─── Given records ───

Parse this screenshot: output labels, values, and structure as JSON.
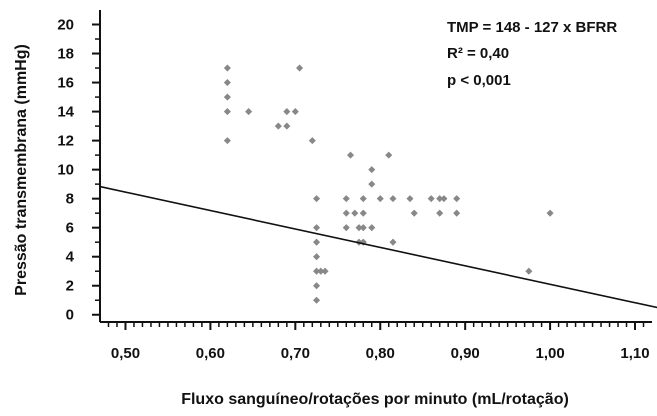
{
  "chart_data": {
    "type": "scatter",
    "title": "",
    "xlabel": "Fluxo sanguíneo/rotações por minuto (mL/rotação)",
    "ylabel": "Pressão transmembrana (mmHg)",
    "xlim": [
      0.47,
      1.12
    ],
    "ylim": [
      -0.5,
      21
    ],
    "x_ticks": [
      "0,50",
      "0,60",
      "0,70",
      "0,80",
      "0,90",
      "1,00",
      "1,10"
    ],
    "x_tick_values": [
      0.5,
      0.6,
      0.7,
      0.8,
      0.9,
      1.0,
      1.1
    ],
    "y_ticks": [
      "0",
      "2",
      "4",
      "6",
      "8",
      "10",
      "12",
      "14",
      "16",
      "18",
      "20"
    ],
    "y_tick_values": [
      0,
      2,
      4,
      6,
      8,
      10,
      12,
      14,
      16,
      18,
      20
    ],
    "grid": false,
    "legend": "none",
    "annotations": [
      "TMP = 148 - 127 x BFRR",
      "R² = 0,40",
      "p < 0,001"
    ],
    "regression": {
      "intercept": 148,
      "slope": -127,
      "scale": 0.1
    },
    "marker_color": "#888888",
    "line_color": "#111111",
    "points": [
      {
        "x": 0.62,
        "y": 17
      },
      {
        "x": 0.62,
        "y": 16
      },
      {
        "x": 0.62,
        "y": 15
      },
      {
        "x": 0.62,
        "y": 14
      },
      {
        "x": 0.62,
        "y": 12
      },
      {
        "x": 0.645,
        "y": 14
      },
      {
        "x": 0.68,
        "y": 13
      },
      {
        "x": 0.69,
        "y": 13
      },
      {
        "x": 0.69,
        "y": 14
      },
      {
        "x": 0.7,
        "y": 14
      },
      {
        "x": 0.705,
        "y": 17
      },
      {
        "x": 0.72,
        "y": 12
      },
      {
        "x": 0.725,
        "y": 8
      },
      {
        "x": 0.725,
        "y": 6
      },
      {
        "x": 0.725,
        "y": 5
      },
      {
        "x": 0.725,
        "y": 4
      },
      {
        "x": 0.725,
        "y": 3
      },
      {
        "x": 0.725,
        "y": 2
      },
      {
        "x": 0.725,
        "y": 1
      },
      {
        "x": 0.73,
        "y": 3
      },
      {
        "x": 0.735,
        "y": 3
      },
      {
        "x": 0.76,
        "y": 8
      },
      {
        "x": 0.76,
        "y": 7
      },
      {
        "x": 0.76,
        "y": 6
      },
      {
        "x": 0.765,
        "y": 11
      },
      {
        "x": 0.77,
        "y": 7
      },
      {
        "x": 0.775,
        "y": 6
      },
      {
        "x": 0.775,
        "y": 5
      },
      {
        "x": 0.78,
        "y": 8
      },
      {
        "x": 0.78,
        "y": 7
      },
      {
        "x": 0.78,
        "y": 6
      },
      {
        "x": 0.78,
        "y": 5
      },
      {
        "x": 0.79,
        "y": 10
      },
      {
        "x": 0.79,
        "y": 9
      },
      {
        "x": 0.79,
        "y": 6
      },
      {
        "x": 0.8,
        "y": 8
      },
      {
        "x": 0.81,
        "y": 11
      },
      {
        "x": 0.815,
        "y": 8
      },
      {
        "x": 0.815,
        "y": 5
      },
      {
        "x": 0.835,
        "y": 8
      },
      {
        "x": 0.84,
        "y": 7
      },
      {
        "x": 0.86,
        "y": 8
      },
      {
        "x": 0.87,
        "y": 8
      },
      {
        "x": 0.87,
        "y": 7
      },
      {
        "x": 0.875,
        "y": 8
      },
      {
        "x": 0.89,
        "y": 8
      },
      {
        "x": 0.89,
        "y": 7
      },
      {
        "x": 0.975,
        "y": 3
      },
      {
        "x": 1.0,
        "y": 7
      }
    ]
  }
}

───

Reproduce the full material exactly, excluding the pictures.

Parse this screenshot: output labels, values, and structure as JSON.
{
  "chart_data": {
    "type": "scatter",
    "title": "",
    "xlabel": "Fluxo sanguíneo/rotações por minuto (mL/rotação)",
    "ylabel": "Pressão transmembrana (mmHg)",
    "xlim": [
      0.47,
      1.12
    ],
    "ylim": [
      -0.5,
      21
    ],
    "x_ticks": [
      "0,50",
      "0,60",
      "0,70",
      "0,80",
      "0,90",
      "1,00",
      "1,10"
    ],
    "x_tick_values": [
      0.5,
      0.6,
      0.7,
      0.8,
      0.9,
      1.0,
      1.1
    ],
    "y_ticks": [
      "0",
      "2",
      "4",
      "6",
      "8",
      "10",
      "12",
      "14",
      "16",
      "18",
      "20"
    ],
    "y_tick_values": [
      0,
      2,
      4,
      6,
      8,
      10,
      12,
      14,
      16,
      18,
      20
    ],
    "grid": false,
    "legend": "none",
    "annotations": [
      "TMP = 148 - 127 x BFRR",
      "R² = 0,40",
      "p < 0,001"
    ],
    "regression": {
      "intercept": 148,
      "slope": -127,
      "scale": 0.1
    },
    "marker_color": "#888888",
    "line_color": "#111111",
    "points": [
      {
        "x": 0.62,
        "y": 17
      },
      {
        "x": 0.62,
        "y": 16
      },
      {
        "x": 0.62,
        "y": 15
      },
      {
        "x": 0.62,
        "y": 14
      },
      {
        "x": 0.62,
        "y": 12
      },
      {
        "x": 0.645,
        "y": 14
      },
      {
        "x": 0.68,
        "y": 13
      },
      {
        "x": 0.69,
        "y": 13
      },
      {
        "x": 0.69,
        "y": 14
      },
      {
        "x": 0.7,
        "y": 14
      },
      {
        "x": 0.705,
        "y": 17
      },
      {
        "x": 0.72,
        "y": 12
      },
      {
        "x": 0.725,
        "y": 8
      },
      {
        "x": 0.725,
        "y": 6
      },
      {
        "x": 0.725,
        "y": 5
      },
      {
        "x": 0.725,
        "y": 4
      },
      {
        "x": 0.725,
        "y": 3
      },
      {
        "x": 0.725,
        "y": 2
      },
      {
        "x": 0.725,
        "y": 1
      },
      {
        "x": 0.73,
        "y": 3
      },
      {
        "x": 0.735,
        "y": 3
      },
      {
        "x": 0.76,
        "y": 8
      },
      {
        "x": 0.76,
        "y": 7
      },
      {
        "x": 0.76,
        "y": 6
      },
      {
        "x": 0.765,
        "y": 11
      },
      {
        "x": 0.77,
        "y": 7
      },
      {
        "x": 0.775,
        "y": 6
      },
      {
        "x": 0.775,
        "y": 5
      },
      {
        "x": 0.78,
        "y": 8
      },
      {
        "x": 0.78,
        "y": 7
      },
      {
        "x": 0.78,
        "y": 6
      },
      {
        "x": 0.78,
        "y": 5
      },
      {
        "x": 0.79,
        "y": 10
      },
      {
        "x": 0.79,
        "y": 9
      },
      {
        "x": 0.79,
        "y": 6
      },
      {
        "x": 0.8,
        "y": 8
      },
      {
        "x": 0.81,
        "y": 11
      },
      {
        "x": 0.815,
        "y": 8
      },
      {
        "x": 0.815,
        "y": 5
      },
      {
        "x": 0.835,
        "y": 8
      },
      {
        "x": 0.84,
        "y": 7
      },
      {
        "x": 0.86,
        "y": 8
      },
      {
        "x": 0.87,
        "y": 8
      },
      {
        "x": 0.87,
        "y": 7
      },
      {
        "x": 0.875,
        "y": 8
      },
      {
        "x": 0.89,
        "y": 8
      },
      {
        "x": 0.89,
        "y": 7
      },
      {
        "x": 0.975,
        "y": 3
      },
      {
        "x": 1.0,
        "y": 7
      }
    ]
  }
}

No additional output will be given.